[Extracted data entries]
══════════

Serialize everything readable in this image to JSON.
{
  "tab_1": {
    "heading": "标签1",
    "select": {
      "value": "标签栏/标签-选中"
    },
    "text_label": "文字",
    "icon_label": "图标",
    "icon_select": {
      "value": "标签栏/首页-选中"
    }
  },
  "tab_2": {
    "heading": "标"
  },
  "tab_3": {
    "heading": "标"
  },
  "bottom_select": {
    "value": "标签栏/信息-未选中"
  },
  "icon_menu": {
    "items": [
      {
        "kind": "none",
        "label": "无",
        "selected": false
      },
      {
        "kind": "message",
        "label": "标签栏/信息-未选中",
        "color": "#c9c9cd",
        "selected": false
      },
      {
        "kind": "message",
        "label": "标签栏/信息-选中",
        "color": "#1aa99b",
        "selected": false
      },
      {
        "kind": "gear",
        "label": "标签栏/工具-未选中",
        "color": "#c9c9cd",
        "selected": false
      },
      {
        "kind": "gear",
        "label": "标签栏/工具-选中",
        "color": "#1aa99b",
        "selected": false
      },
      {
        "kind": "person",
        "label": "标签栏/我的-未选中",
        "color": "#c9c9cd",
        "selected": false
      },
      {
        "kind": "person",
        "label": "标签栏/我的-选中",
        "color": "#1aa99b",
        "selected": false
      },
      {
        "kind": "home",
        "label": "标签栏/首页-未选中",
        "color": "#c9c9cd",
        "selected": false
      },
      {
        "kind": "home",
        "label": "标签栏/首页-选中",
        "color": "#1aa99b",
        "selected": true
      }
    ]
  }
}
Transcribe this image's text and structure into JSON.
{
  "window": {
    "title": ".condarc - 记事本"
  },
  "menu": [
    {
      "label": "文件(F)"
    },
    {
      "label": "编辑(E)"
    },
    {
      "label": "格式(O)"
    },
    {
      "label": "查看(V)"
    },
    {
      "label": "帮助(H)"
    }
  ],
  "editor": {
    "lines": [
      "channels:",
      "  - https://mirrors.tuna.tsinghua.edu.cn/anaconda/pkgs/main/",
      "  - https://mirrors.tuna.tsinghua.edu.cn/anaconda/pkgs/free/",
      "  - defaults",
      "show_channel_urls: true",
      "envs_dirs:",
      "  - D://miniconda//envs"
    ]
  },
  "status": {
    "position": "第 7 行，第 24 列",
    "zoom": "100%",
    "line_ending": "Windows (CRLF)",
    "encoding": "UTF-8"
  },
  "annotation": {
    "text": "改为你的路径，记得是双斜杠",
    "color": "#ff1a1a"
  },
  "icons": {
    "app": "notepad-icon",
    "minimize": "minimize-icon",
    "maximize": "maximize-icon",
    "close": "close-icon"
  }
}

══════════

__What is required__:
Copy out all of the records above with nothing altered.

__Response to this task__:
Serialize everything readable in this image to JSON.
{
  "tab_1": {
    "heading": "标签1",
    "select": {
      "value": "标签栏/标签-选中"
    },
    "text_label": "文字",
    "icon_label": "图标",
    "icon_select": {
      "value": "标签栏/首页-选中"
    }
  },
  "tab_2": {
    "heading": "标"
  },
  "tab_3": {
    "heading": "标"
  },
  "bottom_select": {
    "value": "标签栏/信息-未选中"
  },
  "icon_menu": {
    "items": [
      {
        "kind": "none",
        "label": "无",
        "selected": false
      },
      {
        "kind": "message",
        "label": "标签栏/信息-未选中",
        "color": "#c9c9cd",
        "selected": false
      },
      {
        "kind": "message",
        "label": "标签栏/信息-选中",
        "color": "#1aa99b",
        "selected": false
      },
      {
        "kind": "gear",
        "label": "标签栏/工具-未选中",
        "color": "#c9c9cd",
        "selected": false
      },
      {
        "kind": "gear",
        "label": "标签栏/工具-选中",
        "color": "#1aa99b",
        "selected": false
      },
      {
        "kind": "person",
        "label": "标签栏/我的-未选中",
        "color": "#c9c9cd",
        "selected": false
      },
      {
        "kind": "person",
        "label": "标签栏/我的-选中",
        "color": "#1aa99b",
        "selected": false
      },
      {
        "kind": "home",
        "label": "标签栏/首页-未选中",
        "color": "#c9c9cd",
        "selected": false
      },
      {
        "kind": "home",
        "label": "标签栏/首页-选中",
        "color": "#1aa99b",
        "selected": true
      }
    ]
  }
}
Transcribe this image's text and structure into JSON.
{
  "window": {
    "title": ".condarc - 记事本"
  },
  "menu": [
    {
      "label": "文件(F)"
    },
    {
      "label": "编辑(E)"
    },
    {
      "label": "格式(O)"
    },
    {
      "label": "查看(V)"
    },
    {
      "label": "帮助(H)"
    }
  ],
  "editor": {
    "lines": [
      "channels:",
      "  - https://mirrors.tuna.tsinghua.edu.cn/anaconda/pkgs/main/",
      "  - https://mirrors.tuna.tsinghua.edu.cn/anaconda/pkgs/free/",
      "  - defaults",
      "show_channel_urls: true",
      "envs_dirs:",
      "  - D://miniconda//envs"
    ]
  },
  "status": {
    "position": "第 7 行，第 24 列",
    "zoom": "100%",
    "line_ending": "Windows (CRLF)",
    "encoding": "UTF-8"
  },
  "annotation": {
    "text": "改为你的路径，记得是双斜杠",
    "color": "#ff1a1a"
  },
  "icons": {
    "app": "notepad-icon",
    "minimize": "minimize-icon",
    "maximize": "maximize-icon",
    "close": "close-icon"
  }
}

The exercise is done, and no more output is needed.